- Written request -
Your task is to locate every line holding the string "this" and to copy each of them.

- Exercise material -

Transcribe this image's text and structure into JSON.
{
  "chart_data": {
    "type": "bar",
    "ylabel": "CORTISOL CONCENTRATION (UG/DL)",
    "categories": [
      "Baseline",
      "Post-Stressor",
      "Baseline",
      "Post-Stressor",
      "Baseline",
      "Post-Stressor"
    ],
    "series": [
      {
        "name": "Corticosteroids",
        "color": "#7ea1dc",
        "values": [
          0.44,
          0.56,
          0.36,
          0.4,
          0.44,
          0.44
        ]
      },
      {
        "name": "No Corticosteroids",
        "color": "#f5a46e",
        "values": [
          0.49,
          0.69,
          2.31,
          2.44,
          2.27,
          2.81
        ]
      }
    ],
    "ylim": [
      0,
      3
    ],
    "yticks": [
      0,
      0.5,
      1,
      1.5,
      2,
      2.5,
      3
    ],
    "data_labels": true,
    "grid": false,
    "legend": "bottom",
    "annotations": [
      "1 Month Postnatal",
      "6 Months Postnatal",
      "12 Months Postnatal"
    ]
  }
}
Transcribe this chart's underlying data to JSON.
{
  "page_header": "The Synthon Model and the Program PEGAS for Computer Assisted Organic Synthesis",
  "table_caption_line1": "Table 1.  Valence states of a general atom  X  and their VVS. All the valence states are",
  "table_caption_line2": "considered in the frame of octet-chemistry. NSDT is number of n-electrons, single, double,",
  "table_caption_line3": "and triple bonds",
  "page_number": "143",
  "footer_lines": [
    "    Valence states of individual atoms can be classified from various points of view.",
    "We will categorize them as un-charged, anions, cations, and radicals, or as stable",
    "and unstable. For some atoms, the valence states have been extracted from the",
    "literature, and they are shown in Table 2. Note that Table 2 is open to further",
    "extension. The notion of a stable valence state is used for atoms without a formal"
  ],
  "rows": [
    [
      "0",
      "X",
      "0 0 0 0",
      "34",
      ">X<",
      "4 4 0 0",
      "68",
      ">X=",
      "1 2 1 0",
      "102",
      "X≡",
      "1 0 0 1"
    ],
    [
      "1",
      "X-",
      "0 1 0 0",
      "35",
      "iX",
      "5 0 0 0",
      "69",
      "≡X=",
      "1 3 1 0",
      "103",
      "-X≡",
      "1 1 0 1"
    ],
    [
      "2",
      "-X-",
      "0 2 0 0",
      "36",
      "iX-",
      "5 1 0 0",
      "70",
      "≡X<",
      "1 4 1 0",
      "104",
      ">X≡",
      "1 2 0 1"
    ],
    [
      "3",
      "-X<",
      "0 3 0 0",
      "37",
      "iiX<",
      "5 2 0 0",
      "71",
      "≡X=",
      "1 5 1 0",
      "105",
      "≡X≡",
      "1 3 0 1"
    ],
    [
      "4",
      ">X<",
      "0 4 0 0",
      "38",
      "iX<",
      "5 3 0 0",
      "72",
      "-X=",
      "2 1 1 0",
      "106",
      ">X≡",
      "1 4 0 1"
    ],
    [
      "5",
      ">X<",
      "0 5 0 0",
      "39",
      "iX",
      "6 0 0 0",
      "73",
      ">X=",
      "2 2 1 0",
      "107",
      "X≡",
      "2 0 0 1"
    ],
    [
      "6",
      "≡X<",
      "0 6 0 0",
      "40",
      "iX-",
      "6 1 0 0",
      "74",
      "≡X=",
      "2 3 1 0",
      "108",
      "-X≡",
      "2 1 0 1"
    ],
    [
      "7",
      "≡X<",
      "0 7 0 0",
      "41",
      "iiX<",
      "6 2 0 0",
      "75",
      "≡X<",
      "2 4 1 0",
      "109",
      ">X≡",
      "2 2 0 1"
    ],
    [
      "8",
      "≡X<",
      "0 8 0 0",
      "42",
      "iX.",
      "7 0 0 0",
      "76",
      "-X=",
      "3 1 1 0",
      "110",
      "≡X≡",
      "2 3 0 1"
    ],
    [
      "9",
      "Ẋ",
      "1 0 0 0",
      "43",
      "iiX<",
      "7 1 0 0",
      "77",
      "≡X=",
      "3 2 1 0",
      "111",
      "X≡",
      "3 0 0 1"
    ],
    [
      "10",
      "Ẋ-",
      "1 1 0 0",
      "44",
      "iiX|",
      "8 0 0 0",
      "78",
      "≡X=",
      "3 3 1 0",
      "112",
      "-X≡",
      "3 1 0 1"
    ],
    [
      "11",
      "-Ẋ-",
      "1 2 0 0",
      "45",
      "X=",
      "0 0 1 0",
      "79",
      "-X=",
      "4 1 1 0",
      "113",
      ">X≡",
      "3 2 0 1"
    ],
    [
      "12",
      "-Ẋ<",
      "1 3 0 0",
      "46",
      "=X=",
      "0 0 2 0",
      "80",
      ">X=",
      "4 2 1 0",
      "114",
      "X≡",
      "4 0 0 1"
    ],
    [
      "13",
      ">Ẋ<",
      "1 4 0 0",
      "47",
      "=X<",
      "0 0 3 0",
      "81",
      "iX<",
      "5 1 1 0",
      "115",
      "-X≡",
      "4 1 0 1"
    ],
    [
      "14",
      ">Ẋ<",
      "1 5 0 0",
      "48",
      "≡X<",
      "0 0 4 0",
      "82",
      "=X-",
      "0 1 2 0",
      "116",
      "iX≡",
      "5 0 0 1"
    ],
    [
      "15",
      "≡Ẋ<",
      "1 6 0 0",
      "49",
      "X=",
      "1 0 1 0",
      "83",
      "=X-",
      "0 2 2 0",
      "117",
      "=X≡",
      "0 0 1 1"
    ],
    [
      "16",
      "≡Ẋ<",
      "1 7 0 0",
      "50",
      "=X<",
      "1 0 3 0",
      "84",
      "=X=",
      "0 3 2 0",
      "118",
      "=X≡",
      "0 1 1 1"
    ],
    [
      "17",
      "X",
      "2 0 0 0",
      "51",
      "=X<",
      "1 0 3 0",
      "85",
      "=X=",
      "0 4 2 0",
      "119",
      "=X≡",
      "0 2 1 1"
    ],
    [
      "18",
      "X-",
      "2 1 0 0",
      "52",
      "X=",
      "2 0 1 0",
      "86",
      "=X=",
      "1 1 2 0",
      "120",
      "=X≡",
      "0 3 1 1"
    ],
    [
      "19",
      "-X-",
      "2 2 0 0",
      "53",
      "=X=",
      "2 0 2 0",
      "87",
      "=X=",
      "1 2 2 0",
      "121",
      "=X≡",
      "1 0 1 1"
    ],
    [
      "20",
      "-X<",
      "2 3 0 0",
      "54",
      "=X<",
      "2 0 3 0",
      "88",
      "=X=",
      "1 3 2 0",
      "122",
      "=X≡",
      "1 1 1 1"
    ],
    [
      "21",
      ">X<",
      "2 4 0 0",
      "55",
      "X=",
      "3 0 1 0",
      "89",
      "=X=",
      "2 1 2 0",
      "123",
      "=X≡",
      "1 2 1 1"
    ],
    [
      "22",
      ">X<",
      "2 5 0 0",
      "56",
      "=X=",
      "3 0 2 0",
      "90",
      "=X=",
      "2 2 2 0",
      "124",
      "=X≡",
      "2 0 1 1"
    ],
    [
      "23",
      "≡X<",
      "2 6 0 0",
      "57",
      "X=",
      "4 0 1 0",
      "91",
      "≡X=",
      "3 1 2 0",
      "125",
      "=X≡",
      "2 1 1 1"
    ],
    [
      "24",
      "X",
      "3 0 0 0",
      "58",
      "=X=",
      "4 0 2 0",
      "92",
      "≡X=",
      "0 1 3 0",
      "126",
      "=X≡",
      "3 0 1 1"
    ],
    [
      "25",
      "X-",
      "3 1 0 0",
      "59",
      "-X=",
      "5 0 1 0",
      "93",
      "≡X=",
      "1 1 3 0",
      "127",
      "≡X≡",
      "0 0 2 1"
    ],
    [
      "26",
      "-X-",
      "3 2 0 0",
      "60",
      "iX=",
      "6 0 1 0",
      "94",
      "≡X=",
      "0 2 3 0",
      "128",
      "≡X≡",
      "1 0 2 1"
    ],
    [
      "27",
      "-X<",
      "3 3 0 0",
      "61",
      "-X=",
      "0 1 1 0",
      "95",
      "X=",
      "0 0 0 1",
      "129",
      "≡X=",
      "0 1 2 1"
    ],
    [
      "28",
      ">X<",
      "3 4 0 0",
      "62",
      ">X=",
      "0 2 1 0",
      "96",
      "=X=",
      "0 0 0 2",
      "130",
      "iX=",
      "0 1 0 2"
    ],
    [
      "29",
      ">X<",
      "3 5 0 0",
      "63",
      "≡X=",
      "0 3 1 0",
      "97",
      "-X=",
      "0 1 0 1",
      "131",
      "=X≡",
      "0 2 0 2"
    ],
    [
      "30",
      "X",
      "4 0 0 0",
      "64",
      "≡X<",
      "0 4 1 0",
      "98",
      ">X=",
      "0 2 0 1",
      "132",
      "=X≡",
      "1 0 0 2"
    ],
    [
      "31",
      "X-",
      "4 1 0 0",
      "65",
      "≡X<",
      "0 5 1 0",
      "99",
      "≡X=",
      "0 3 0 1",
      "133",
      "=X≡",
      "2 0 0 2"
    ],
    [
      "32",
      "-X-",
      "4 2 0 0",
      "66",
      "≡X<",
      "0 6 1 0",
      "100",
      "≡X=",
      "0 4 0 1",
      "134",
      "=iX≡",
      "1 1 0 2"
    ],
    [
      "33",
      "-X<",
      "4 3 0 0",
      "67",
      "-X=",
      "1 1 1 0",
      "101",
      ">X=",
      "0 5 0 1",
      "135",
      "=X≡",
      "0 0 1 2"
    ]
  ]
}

- Full answer -
Transcribe this image's text and structure into JSON.
Transcribe this chart's underlying data to JSON.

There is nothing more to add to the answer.